## [REQUEST]
Output every line below without omitting or altering anything.

⟨

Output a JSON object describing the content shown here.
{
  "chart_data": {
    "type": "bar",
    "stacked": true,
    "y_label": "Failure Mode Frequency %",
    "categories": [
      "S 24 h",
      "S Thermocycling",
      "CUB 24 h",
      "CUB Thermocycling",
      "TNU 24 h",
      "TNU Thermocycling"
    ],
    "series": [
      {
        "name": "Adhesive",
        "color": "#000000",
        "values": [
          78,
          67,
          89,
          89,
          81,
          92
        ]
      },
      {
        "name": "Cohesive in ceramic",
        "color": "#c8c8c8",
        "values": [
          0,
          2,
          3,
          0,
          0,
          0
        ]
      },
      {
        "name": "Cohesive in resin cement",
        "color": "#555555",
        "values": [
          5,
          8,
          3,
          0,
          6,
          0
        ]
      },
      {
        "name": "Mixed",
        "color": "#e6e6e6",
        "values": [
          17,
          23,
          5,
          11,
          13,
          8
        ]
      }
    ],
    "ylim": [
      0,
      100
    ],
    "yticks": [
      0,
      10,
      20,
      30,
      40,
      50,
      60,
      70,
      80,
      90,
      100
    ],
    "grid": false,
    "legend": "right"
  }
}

⟩

## [RESULT]
Output a JSON object describing the content shown here.
{
  "chart_data": {
    "type": "bar",
    "stacked": true,
    "y_label": "Failure Mode Frequency %",
    "categories": [
      "S 24 h",
      "S Thermocycling",
      "CUB 24 h",
      "CUB Thermocycling",
      "TNU 24 h",
      "TNU Thermocycling"
    ],
    "series": [
      {
        "name": "Adhesive",
        "color": "#000000",
        "values": [
          78,
          67,
          89,
          89,
          81,
          92
        ]
      },
      {
        "name": "Cohesive in ceramic",
        "color": "#c8c8c8",
        "values": [
          0,
          2,
          3,
          0,
          0,
          0
        ]
      },
      {
        "name": "Cohesive in resin cement",
        "color": "#555555",
        "values": [
          5,
          8,
          3,
          0,
          6,
          0
        ]
      },
      {
        "name": "Mixed",
        "color": "#e6e6e6",
        "values": [
          17,
          23,
          5,
          11,
          13,
          8
        ]
      }
    ],
    "ylim": [
      0,
      100
    ],
    "yticks": [
      0,
      10,
      20,
      30,
      40,
      50,
      60,
      70,
      80,
      90,
      100
    ],
    "grid": false,
    "legend": "right"
  }
}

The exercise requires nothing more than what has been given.